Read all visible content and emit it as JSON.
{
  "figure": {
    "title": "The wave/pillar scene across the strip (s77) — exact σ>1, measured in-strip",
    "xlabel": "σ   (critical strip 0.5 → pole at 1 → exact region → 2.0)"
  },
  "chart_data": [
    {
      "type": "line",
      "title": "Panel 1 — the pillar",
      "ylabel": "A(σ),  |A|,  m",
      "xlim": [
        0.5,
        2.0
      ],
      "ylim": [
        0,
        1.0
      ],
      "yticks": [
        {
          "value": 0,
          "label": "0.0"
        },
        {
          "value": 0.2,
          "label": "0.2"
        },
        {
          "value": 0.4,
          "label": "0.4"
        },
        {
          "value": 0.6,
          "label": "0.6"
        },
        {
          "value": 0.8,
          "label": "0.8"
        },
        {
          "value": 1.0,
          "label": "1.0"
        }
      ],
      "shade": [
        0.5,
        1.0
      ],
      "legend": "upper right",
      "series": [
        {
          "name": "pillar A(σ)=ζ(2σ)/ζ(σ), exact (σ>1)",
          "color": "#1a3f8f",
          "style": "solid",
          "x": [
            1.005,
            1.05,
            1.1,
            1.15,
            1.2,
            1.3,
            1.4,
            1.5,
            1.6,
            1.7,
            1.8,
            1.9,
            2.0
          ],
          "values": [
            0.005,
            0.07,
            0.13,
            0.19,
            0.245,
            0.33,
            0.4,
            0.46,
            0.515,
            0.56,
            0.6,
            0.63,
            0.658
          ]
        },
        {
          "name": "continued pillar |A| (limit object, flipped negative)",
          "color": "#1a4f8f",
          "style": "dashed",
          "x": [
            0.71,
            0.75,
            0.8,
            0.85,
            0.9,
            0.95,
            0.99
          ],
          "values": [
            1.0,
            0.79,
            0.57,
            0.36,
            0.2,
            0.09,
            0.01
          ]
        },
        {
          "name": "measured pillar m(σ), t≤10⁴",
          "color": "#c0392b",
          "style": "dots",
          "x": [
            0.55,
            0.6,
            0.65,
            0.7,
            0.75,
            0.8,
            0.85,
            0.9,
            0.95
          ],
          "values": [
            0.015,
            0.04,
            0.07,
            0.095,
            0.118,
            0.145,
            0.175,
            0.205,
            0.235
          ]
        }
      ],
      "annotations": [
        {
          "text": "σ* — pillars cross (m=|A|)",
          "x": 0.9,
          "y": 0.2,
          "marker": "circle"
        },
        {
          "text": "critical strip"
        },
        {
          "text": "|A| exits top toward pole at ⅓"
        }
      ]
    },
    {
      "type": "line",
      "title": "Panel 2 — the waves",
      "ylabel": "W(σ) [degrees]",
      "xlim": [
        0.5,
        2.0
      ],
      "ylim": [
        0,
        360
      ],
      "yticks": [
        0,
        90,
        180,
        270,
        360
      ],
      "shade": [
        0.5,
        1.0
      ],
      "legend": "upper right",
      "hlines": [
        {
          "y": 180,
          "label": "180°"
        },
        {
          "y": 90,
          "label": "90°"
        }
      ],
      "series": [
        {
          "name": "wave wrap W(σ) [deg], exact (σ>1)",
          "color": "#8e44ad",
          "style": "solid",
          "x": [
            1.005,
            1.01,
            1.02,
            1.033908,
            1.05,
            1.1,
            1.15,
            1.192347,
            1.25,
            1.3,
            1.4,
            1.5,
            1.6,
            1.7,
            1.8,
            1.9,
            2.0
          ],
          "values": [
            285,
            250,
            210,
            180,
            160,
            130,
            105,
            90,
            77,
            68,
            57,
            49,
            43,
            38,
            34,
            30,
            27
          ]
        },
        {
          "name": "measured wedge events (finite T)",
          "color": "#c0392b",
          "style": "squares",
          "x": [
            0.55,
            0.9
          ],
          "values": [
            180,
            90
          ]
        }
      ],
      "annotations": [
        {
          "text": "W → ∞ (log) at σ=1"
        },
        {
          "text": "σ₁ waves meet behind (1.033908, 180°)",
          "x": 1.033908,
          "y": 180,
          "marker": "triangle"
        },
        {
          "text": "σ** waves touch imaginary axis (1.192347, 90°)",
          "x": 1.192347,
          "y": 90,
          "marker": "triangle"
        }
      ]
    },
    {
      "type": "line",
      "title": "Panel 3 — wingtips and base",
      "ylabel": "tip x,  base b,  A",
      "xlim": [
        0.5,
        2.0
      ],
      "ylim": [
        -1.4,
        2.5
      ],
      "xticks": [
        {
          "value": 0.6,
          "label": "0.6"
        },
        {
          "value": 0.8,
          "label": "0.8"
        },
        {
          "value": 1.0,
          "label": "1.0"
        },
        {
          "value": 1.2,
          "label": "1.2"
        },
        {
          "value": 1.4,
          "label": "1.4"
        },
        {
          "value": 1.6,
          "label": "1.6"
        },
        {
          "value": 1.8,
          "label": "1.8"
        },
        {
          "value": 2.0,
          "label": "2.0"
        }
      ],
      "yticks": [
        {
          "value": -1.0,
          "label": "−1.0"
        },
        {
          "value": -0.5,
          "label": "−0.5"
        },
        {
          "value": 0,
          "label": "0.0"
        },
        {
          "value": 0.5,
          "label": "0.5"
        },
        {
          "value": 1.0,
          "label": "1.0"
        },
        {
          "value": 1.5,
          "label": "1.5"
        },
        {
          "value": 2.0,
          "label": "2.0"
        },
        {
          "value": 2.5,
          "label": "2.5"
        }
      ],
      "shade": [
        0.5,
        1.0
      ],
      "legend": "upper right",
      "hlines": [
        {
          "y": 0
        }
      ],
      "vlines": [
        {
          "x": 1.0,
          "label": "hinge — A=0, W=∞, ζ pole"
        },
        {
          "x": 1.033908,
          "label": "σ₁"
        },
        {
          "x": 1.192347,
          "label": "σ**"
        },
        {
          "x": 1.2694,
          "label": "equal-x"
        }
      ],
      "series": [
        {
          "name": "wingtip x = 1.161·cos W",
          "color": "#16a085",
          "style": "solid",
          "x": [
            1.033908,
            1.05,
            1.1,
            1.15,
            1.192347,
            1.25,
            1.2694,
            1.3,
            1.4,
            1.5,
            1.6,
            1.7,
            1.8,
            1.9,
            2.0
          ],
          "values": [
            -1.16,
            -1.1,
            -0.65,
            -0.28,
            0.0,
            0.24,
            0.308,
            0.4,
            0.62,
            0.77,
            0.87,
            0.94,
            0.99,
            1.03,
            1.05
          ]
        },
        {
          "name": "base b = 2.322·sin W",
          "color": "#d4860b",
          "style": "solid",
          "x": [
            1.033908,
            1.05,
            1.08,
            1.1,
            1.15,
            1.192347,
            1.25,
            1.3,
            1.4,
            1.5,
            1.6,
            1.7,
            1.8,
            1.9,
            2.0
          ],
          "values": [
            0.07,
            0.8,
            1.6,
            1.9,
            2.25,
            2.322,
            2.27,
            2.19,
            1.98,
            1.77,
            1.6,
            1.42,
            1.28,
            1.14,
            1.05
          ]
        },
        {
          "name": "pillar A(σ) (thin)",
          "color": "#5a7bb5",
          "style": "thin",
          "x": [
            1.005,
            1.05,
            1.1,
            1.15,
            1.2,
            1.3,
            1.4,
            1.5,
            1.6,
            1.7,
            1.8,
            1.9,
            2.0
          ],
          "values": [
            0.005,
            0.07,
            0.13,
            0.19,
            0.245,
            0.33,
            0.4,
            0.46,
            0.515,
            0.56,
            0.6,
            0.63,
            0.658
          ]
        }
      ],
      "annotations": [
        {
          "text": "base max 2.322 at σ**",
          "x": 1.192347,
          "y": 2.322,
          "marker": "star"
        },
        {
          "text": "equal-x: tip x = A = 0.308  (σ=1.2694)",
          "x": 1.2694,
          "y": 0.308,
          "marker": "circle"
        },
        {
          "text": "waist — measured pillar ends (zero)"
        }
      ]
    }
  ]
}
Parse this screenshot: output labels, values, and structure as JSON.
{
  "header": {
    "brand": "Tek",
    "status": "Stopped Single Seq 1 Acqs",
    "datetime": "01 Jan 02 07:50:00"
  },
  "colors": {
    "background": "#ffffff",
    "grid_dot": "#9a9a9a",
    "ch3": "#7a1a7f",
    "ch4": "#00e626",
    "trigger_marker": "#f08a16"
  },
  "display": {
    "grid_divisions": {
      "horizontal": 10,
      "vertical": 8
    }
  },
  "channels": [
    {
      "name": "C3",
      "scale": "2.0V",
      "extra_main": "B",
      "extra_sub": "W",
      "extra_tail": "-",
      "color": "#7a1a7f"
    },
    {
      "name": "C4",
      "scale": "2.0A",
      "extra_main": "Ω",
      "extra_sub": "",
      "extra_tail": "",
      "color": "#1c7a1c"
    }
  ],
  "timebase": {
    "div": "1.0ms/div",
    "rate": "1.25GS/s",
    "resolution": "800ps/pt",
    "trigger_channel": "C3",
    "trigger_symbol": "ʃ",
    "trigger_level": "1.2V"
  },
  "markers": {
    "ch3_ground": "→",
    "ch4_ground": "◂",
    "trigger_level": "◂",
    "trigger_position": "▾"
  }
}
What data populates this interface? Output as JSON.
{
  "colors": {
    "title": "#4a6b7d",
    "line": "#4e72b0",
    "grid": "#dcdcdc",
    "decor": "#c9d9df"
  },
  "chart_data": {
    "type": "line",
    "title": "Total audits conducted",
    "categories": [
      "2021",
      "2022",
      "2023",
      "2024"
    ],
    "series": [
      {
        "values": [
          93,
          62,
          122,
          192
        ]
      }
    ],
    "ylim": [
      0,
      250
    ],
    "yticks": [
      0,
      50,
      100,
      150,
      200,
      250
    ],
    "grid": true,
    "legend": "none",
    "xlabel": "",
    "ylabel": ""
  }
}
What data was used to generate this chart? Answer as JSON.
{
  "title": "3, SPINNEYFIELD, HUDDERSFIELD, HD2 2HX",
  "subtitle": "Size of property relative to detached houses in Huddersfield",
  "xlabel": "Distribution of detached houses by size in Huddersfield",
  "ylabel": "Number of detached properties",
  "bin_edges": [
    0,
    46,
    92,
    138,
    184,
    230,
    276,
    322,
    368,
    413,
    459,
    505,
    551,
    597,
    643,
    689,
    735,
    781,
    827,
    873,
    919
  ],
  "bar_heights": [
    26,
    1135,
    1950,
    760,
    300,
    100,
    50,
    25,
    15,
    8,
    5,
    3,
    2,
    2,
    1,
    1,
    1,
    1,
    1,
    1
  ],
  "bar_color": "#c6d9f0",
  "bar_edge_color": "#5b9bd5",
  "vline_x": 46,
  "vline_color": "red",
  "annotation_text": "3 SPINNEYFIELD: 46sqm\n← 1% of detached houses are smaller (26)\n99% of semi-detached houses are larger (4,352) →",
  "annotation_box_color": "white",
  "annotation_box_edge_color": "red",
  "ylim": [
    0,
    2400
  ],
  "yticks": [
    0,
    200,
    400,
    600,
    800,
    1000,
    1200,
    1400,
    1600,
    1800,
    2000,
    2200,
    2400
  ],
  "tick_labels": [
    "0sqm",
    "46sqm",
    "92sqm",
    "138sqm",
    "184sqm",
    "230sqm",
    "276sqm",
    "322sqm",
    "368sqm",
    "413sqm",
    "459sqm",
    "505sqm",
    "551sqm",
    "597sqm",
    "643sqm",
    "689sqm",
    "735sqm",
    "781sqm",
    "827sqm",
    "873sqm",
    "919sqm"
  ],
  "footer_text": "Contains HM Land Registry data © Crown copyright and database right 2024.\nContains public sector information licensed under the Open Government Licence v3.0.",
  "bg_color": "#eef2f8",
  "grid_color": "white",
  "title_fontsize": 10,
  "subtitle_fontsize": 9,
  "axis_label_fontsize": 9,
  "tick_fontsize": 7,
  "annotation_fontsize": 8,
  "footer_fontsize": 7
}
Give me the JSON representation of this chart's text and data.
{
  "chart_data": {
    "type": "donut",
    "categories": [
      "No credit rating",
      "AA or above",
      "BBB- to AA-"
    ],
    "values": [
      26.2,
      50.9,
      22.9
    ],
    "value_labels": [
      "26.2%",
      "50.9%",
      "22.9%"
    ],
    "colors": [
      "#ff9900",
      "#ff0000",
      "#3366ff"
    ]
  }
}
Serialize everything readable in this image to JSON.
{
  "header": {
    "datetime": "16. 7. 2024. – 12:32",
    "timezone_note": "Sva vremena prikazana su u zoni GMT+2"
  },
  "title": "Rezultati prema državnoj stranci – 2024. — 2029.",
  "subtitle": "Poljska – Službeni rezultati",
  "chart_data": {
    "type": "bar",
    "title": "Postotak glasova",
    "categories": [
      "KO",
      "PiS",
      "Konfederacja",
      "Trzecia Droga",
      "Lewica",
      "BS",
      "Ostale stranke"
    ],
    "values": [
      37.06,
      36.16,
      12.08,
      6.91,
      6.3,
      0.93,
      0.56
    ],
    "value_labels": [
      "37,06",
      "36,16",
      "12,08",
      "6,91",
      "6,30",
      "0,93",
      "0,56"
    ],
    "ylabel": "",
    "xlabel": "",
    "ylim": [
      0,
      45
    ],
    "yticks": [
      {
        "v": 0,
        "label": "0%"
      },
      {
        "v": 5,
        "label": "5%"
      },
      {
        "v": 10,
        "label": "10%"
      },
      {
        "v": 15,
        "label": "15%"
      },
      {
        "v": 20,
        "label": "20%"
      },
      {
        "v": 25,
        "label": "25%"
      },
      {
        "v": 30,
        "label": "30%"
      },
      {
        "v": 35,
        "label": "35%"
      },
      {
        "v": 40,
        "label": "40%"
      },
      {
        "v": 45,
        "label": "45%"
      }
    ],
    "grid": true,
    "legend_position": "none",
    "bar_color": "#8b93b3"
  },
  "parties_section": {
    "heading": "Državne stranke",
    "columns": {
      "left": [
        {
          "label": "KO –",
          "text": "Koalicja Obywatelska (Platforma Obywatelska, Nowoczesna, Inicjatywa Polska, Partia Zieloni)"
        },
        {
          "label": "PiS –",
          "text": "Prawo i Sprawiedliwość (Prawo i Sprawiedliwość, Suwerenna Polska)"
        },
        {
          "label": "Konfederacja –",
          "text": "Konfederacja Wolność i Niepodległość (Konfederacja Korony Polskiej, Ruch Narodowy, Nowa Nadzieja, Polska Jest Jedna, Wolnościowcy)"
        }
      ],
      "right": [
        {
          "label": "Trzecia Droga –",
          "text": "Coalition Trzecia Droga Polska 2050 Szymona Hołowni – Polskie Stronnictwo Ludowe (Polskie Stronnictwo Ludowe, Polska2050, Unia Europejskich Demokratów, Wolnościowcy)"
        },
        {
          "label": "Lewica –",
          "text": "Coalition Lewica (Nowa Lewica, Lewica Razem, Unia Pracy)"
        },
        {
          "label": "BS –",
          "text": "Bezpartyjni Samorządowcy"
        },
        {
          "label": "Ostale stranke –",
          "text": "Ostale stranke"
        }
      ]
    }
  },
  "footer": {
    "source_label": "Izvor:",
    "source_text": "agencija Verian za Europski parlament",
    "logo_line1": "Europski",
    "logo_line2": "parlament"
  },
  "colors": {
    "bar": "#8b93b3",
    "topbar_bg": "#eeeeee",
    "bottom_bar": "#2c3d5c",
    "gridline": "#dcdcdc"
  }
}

**Task statement**
Select and copy every line from the records that includes the word "ylabel".

**Task output**
      "ylabel": "A(σ),  |A|,  m",
      "ylabel": "W(σ) [degrees]",
      "ylabel": "tip x,  base b,  A",
    "ylabel": ""
  "ylabel": "Number of detached properties",
    "ylabel": "",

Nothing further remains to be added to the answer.